--- Start ---
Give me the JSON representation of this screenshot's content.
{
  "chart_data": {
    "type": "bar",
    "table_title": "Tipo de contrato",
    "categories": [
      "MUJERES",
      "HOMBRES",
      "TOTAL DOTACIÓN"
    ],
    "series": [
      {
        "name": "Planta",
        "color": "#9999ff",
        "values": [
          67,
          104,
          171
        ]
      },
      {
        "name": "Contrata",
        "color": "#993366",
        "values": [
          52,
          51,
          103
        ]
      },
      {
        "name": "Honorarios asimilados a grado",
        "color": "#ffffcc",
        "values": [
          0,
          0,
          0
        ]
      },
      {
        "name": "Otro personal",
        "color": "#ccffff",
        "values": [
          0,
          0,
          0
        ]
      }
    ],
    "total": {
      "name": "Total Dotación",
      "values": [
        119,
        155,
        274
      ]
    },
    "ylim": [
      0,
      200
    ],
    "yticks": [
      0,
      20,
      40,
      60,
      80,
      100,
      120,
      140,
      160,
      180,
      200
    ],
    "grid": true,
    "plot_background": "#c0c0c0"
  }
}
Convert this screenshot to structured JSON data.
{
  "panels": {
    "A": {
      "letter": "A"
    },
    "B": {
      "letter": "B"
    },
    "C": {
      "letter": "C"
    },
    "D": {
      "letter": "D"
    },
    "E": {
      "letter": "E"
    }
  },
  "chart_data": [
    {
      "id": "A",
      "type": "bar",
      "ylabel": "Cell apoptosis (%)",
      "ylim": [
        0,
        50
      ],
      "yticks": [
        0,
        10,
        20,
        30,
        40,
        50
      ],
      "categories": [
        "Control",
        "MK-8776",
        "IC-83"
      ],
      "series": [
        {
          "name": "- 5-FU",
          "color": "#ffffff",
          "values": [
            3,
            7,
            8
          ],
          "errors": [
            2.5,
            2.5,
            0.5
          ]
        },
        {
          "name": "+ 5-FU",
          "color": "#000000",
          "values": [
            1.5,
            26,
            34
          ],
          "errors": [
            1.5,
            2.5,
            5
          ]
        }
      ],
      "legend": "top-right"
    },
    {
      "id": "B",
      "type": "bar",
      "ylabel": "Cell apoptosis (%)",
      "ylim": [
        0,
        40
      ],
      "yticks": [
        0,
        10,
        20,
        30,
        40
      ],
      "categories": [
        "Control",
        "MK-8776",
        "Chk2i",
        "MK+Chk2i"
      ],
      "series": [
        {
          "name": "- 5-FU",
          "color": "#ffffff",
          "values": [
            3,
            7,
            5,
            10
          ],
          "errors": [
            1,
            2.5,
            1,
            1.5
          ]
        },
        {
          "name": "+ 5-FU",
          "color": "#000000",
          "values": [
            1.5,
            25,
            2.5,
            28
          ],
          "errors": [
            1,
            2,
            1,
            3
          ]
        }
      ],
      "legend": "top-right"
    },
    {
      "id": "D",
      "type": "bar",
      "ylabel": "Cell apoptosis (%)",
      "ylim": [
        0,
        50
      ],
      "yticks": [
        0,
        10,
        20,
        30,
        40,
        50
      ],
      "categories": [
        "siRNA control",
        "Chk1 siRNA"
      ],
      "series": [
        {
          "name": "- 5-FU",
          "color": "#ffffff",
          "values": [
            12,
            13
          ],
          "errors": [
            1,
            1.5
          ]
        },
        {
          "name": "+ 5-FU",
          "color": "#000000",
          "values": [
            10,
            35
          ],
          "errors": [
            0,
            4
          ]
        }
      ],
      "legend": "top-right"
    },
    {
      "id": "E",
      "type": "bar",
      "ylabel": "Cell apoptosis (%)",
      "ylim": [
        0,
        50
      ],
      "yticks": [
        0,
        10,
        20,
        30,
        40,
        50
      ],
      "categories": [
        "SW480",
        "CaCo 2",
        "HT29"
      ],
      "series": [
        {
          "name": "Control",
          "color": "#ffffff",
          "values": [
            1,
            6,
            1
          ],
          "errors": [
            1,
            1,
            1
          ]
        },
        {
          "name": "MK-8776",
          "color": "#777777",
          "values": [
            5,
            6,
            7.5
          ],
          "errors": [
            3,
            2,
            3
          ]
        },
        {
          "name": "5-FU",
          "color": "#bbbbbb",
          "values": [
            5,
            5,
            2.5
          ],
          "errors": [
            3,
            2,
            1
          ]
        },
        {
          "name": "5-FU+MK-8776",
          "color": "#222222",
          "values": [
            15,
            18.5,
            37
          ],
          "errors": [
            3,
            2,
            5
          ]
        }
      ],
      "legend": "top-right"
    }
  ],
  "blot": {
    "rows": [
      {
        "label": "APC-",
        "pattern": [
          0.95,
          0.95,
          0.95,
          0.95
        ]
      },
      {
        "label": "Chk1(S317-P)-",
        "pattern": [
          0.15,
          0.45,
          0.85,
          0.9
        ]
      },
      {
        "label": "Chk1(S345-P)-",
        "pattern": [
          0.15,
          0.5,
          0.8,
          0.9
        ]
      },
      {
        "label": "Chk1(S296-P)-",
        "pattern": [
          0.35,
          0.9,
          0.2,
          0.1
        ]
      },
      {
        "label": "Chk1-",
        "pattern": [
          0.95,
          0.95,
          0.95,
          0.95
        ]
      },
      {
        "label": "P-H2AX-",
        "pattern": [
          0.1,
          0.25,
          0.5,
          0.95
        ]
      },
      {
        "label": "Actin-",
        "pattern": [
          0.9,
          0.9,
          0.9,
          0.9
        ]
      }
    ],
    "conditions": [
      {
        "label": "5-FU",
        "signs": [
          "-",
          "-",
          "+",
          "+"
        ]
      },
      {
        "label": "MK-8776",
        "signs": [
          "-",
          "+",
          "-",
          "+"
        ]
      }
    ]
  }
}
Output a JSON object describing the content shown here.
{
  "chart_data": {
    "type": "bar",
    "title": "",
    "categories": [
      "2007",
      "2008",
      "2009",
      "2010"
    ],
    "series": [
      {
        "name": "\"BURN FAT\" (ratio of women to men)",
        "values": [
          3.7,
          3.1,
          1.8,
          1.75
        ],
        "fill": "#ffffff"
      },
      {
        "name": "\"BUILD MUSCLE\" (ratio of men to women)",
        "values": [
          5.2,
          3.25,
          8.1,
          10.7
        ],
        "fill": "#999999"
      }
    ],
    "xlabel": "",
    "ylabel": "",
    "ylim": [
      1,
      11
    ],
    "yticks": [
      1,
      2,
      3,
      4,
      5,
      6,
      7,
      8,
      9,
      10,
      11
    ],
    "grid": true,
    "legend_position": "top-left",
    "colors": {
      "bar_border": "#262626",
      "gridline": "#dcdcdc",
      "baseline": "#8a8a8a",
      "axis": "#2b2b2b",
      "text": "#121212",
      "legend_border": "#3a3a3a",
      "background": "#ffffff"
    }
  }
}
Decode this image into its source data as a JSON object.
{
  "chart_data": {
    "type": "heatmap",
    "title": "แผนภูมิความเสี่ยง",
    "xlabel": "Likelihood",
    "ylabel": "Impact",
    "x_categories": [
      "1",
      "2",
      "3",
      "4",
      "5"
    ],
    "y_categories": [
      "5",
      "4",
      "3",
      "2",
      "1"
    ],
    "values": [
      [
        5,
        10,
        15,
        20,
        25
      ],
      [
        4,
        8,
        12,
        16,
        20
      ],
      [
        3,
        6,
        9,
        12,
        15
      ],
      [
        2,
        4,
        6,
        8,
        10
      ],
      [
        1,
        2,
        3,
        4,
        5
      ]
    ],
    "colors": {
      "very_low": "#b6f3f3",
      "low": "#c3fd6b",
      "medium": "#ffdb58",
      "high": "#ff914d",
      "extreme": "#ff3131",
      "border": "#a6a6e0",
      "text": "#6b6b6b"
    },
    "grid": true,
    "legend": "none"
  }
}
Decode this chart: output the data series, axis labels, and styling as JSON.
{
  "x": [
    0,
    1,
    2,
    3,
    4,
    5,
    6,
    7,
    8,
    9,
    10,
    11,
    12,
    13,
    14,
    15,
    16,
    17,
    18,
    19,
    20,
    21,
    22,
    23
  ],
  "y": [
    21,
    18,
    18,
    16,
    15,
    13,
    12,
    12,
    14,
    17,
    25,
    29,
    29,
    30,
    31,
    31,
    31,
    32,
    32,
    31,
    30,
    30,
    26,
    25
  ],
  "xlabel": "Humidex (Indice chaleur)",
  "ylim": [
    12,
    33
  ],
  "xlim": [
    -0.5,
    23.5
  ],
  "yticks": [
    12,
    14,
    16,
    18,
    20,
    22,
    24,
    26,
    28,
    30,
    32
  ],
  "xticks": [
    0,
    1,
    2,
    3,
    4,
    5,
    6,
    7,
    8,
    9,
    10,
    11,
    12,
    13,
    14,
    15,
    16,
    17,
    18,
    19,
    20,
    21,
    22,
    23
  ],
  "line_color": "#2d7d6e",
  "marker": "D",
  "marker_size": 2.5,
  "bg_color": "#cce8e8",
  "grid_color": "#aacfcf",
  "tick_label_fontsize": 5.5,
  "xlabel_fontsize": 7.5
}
--- End ---
PROMPT =>
Find the line that contains "Decode this chart: output". Repeat it and every line after it, exactly as written, up to and including the last line of the records above.

WRITTEN ANSWER =>
Decode this chart: output the data series, axis labels, and styling as JSON.
{
  "x": [
    0,
    1,
    2,
    3,
    4,
    5,
    6,
    7,
    8,
    9,
    10,
    11,
    12,
    13,
    14,
    15,
    16,
    17,
    18,
    19,
    20,
    21,
    22,
    23
  ],
  "y": [
    21,
    18,
    18,
    16,
    15,
    13,
    12,
    12,
    14,
    17,
    25,
    29,
    29,
    30,
    31,
    31,
    31,
    32,
    32,
    31,
    30,
    30,
    26,
    25
  ],
  "xlabel": "Humidex (Indice chaleur)",
  "ylim": [
    12,
    33
  ],
  "xlim": [
    -0.5,
    23.5
  ],
  "yticks": [
    12,
    14,
    16,
    18,
    20,
    22,
    24,
    26,
    28,
    30,
    32
  ],
  "xticks": [
    0,
    1,
    2,
    3,
    4,
    5,
    6,
    7,
    8,
    9,
    10,
    11,
    12,
    13,
    14,
    15,
    16,
    17,
    18,
    19,
    20,
    21,
    22,
    23
  ],
  "line_color": "#2d7d6e",
  "marker": "D",
  "marker_size": 2.5,
  "bg_color": "#cce8e8",
  "grid_color": "#aacfcf",
  "tick_label_fontsize": 5.5,
  "xlabel_fontsize": 7.5
}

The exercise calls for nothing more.